* INSTRUCTION *
Copy each of these items over again, keeping every line unchanged.

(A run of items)
— Start —
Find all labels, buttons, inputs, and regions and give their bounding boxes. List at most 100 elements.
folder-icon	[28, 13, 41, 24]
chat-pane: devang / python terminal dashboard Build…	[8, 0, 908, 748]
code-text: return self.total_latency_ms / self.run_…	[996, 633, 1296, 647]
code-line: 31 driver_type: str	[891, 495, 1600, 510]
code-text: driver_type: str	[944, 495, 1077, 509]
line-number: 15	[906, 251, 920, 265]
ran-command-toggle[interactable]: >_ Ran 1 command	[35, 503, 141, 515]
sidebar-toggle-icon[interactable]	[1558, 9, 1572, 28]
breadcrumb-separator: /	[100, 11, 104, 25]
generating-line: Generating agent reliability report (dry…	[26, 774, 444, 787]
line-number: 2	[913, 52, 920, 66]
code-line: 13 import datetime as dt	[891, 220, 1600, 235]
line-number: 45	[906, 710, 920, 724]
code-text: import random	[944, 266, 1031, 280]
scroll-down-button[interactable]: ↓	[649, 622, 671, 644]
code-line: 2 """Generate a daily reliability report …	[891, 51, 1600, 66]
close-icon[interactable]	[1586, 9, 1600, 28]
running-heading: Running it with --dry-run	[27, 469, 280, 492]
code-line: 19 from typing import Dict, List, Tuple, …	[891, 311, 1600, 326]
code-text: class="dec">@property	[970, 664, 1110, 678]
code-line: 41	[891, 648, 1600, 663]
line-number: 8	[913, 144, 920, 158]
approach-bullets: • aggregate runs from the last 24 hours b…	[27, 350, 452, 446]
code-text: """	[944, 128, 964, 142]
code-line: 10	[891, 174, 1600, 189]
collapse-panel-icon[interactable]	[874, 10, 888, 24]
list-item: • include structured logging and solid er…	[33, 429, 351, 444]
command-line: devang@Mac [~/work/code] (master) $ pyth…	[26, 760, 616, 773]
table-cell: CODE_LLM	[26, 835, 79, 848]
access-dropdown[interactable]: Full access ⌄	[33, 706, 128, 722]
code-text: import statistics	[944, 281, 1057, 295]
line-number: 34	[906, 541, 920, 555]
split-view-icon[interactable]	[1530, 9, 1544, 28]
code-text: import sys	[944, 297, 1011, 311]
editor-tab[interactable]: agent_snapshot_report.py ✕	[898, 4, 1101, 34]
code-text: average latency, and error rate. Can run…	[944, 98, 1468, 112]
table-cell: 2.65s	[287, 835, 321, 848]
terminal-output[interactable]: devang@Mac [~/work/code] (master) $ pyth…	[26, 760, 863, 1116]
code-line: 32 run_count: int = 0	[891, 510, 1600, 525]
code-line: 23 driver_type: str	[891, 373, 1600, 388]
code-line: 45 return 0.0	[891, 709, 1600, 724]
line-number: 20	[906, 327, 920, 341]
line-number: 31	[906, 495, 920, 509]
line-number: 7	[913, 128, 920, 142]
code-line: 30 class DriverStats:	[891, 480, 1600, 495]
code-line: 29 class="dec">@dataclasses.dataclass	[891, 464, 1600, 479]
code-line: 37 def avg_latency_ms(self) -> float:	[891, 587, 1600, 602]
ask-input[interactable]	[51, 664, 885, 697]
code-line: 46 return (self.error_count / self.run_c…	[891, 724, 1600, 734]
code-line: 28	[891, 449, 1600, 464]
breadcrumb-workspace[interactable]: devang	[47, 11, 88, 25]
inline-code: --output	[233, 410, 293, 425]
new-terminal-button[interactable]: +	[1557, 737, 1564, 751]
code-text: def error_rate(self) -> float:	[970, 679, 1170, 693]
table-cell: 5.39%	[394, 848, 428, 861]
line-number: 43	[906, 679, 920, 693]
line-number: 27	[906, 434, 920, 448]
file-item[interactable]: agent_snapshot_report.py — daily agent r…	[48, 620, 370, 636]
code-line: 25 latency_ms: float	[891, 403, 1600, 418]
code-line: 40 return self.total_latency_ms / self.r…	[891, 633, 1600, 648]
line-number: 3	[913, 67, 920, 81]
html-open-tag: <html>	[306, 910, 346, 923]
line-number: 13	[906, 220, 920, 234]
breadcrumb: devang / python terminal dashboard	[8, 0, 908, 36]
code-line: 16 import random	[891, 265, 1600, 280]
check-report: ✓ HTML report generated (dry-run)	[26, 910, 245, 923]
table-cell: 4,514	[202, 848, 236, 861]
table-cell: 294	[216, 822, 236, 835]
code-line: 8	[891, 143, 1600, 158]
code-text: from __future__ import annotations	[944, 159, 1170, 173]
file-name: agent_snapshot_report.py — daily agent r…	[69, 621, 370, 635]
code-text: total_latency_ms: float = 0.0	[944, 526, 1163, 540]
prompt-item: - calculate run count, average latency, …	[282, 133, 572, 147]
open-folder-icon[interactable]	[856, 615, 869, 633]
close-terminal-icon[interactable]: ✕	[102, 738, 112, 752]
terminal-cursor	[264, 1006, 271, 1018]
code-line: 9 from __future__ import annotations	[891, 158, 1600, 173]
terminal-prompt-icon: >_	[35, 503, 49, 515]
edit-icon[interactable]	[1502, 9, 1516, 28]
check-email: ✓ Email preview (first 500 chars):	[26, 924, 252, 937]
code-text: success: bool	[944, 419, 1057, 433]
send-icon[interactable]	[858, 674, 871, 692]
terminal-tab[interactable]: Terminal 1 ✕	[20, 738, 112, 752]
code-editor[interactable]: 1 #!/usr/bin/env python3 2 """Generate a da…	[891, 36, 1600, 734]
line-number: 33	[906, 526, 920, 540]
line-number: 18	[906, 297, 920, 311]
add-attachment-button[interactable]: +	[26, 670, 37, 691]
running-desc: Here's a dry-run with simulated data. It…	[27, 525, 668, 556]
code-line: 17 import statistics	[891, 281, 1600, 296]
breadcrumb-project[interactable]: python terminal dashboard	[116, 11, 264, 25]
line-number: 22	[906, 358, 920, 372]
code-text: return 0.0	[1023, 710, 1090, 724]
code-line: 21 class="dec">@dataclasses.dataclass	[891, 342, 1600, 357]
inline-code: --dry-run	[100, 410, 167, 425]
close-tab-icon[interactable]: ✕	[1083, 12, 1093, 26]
— End —
* CORRECT ANSWER *
Find all labels, buttons, inputs, and regions and give their bounding boxes. List at most 100 elements.
folder-icon	[28, 13, 41, 24]
chat-pane: devang / python terminal dashboard Build…	[8, 0, 908, 748]
code-text: return self.total_latency_ms / self.run_…	[996, 633, 1296, 647]
code-line: 31 driver_type: str	[891, 495, 1600, 510]
code-text: driver_type: str	[944, 495, 1077, 509]
line-number: 15	[906, 251, 920, 265]
ran-command-toggle[interactable]: >_ Ran 1 command	[35, 503, 141, 515]
sidebar-toggle-icon[interactable]	[1558, 9, 1572, 28]
breadcrumb-separator: /	[100, 11, 104, 25]
generating-line: Generating agent reliability report (dry…	[26, 774, 444, 787]
line-number: 2	[913, 52, 920, 66]
code-line: 13 import datetime as dt	[891, 220, 1600, 235]
line-number: 45	[906, 710, 920, 724]
code-text: import random	[944, 266, 1031, 280]
scroll-down-button[interactable]: ↓	[649, 622, 671, 644]
code-line: 2 """Generate a daily reliability report …	[891, 51, 1600, 66]
close-icon[interactable]	[1586, 9, 1600, 28]
running-heading: Running it with --dry-run	[27, 469, 280, 492]
code-line: 19 from typing import Dict, List, Tuple, …	[891, 311, 1600, 326]
code-text: class="dec">@property	[970, 664, 1110, 678]
code-line: 41	[891, 648, 1600, 663]
line-number: 8	[913, 144, 920, 158]
approach-bullets: • aggregate runs from the last 24 hours b…	[27, 350, 452, 446]
code-text: """	[944, 128, 964, 142]
code-line: 10	[891, 174, 1600, 189]
collapse-panel-icon[interactable]	[874, 10, 888, 24]
list-item: • include structured logging and solid er…	[33, 429, 351, 444]
command-line: devang@Mac [~/work/code] (master) $ pyth…	[26, 760, 616, 773]
table-cell: CODE_LLM	[26, 835, 79, 848]
access-dropdown[interactable]: Full access ⌄	[33, 706, 128, 722]
code-text: import statistics	[944, 281, 1057, 295]
line-number: 34	[906, 541, 920, 555]
split-view-icon[interactable]	[1530, 9, 1544, 28]
code-text: import sys	[944, 297, 1011, 311]
editor-tab[interactable]: agent_snapshot_report.py ✕	[898, 4, 1101, 34]
code-text: average latency, and error rate. Can run…	[944, 98, 1468, 112]
table-cell: 2.65s	[287, 835, 321, 848]
terminal-output[interactable]: devang@Mac [~/work/code] (master) $ pyth…	[26, 760, 863, 1116]
code-line: 32 run_count: int = 0	[891, 510, 1600, 525]
code-line: 23 driver_type: str	[891, 373, 1600, 388]
code-line: 45 return 0.0	[891, 709, 1600, 724]
line-number: 20	[906, 327, 920, 341]
line-number: 31	[906, 495, 920, 509]
line-number: 7	[913, 128, 920, 142]
code-line: 30 class DriverStats:	[891, 480, 1600, 495]
code-line: 29 class="dec">@dataclasses.dataclass	[891, 464, 1600, 479]
code-line: 37 def avg_latency_ms(self) -> float:	[891, 587, 1600, 602]
ask-input[interactable]	[51, 664, 885, 697]
code-line: 46 return (self.error_count / self.run_c…	[891, 724, 1600, 734]
code-line: 28	[891, 449, 1600, 464]
breadcrumb-workspace[interactable]: devang	[47, 11, 88, 25]
inline-code: --output	[233, 410, 293, 425]
new-terminal-button[interactable]: +	[1557, 737, 1564, 751]
code-text: def error_rate(self) -> float:	[970, 679, 1170, 693]
table-cell: 5.39%	[394, 848, 428, 861]
line-number: 43	[906, 679, 920, 693]
line-number: 27	[906, 434, 920, 448]
file-item[interactable]: agent_snapshot_report.py — daily agent r…	[48, 620, 370, 636]
code-line: 25 latency_ms: float	[891, 403, 1600, 418]
code-line: 40 return self.total_latency_ms / self.r…	[891, 633, 1600, 648]
line-number: 3	[913, 67, 920, 81]
html-open-tag: <html>	[306, 910, 346, 923]
line-number: 13	[906, 220, 920, 234]
breadcrumb: devang / python terminal dashboard	[8, 0, 908, 36]
code-line: 16 import random	[891, 265, 1600, 280]
check-report: ✓ HTML report generated (dry-run)	[26, 910, 245, 923]
table-cell: 4,514	[202, 848, 236, 861]
table-cell: 294	[216, 822, 236, 835]
code-line: 8	[891, 143, 1600, 158]
code-text: from __future__ import annotations	[944, 159, 1170, 173]
file-name: agent_snapshot_report.py — daily agent r…	[69, 621, 370, 635]
code-text: total_latency_ms: float = 0.0	[944, 526, 1163, 540]
prompt-item: - calculate run count, average latency, …	[282, 133, 572, 147]
open-folder-icon[interactable]	[856, 615, 869, 633]
close-terminal-icon[interactable]: ✕	[102, 738, 112, 752]
terminal-cursor	[264, 1006, 271, 1018]
code-line: 9 from __future__ import annotations	[891, 158, 1600, 173]
terminal-prompt-icon: >_	[35, 503, 49, 515]
edit-icon[interactable]	[1502, 9, 1516, 28]
check-email: ✓ Email preview (first 500 chars):	[26, 924, 252, 937]
code-text: success: bool	[944, 419, 1057, 433]
send-icon[interactable]	[858, 674, 871, 692]
terminal-tab[interactable]: Terminal 1 ✕	[20, 738, 112, 752]
code-editor[interactable]: 1 #!/usr/bin/env python3 2 """Generate a da…	[891, 36, 1600, 734]
line-number: 33	[906, 526, 920, 540]
line-number: 18	[906, 297, 920, 311]
add-attachment-button[interactable]: +	[26, 670, 37, 691]
running-desc: Here's a dry-run with simulated data. It…	[27, 525, 668, 556]
code-line: 17 import statistics	[891, 281, 1600, 296]
breadcrumb-project[interactable]: python terminal dashboard	[116, 11, 264, 25]
line-number: 22	[906, 358, 920, 372]
code-text: return 0.0	[1023, 710, 1090, 724]
code-line: 21 class="dec">@dataclasses.dataclass	[891, 342, 1600, 357]
inline-code: --dry-run	[100, 410, 167, 425]
close-tab-icon[interactable]: ✕	[1083, 12, 1093, 26]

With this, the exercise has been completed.